# [Exercise task]
Transcribe all the records with complete accuracy.

# [Figure contents as structured data]
────────────────────
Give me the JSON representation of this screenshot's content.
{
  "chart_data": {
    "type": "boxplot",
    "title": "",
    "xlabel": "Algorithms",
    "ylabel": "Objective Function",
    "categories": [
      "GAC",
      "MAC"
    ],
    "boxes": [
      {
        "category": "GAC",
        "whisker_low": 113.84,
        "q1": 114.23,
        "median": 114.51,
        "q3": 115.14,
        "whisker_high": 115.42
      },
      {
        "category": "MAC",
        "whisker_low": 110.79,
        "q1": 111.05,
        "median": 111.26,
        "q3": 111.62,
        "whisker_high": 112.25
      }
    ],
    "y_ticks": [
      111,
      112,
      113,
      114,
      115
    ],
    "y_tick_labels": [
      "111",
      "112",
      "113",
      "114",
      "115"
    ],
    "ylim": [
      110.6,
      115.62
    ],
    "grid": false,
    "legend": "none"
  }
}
────────────────────
# [Output of the exercise]
Give me the JSON representation of this screenshot's content.
{
  "chart_data": {
    "type": "boxplot",
    "title": "",
    "xlabel": "Algorithms",
    "ylabel": "Objective Function",
    "categories": [
      "GAC",
      "MAC"
    ],
    "boxes": [
      {
        "category": "GAC",
        "whisker_low": 113.84,
        "q1": 114.23,
        "median": 114.51,
        "q3": 115.14,
        "whisker_high": 115.42
      },
      {
        "category": "MAC",
        "whisker_low": 110.79,
        "q1": 111.05,
        "median": 111.26,
        "q3": 111.62,
        "whisker_high": 112.25
      }
    ],
    "y_ticks": [
      111,
      112,
      113,
      114,
      115
    ],
    "y_tick_labels": [
      "111",
      "112",
      "113",
      "114",
      "115"
    ],
    "ylim": [
      110.6,
      115.62
    ],
    "grid": false,
    "legend": "none"
  }
}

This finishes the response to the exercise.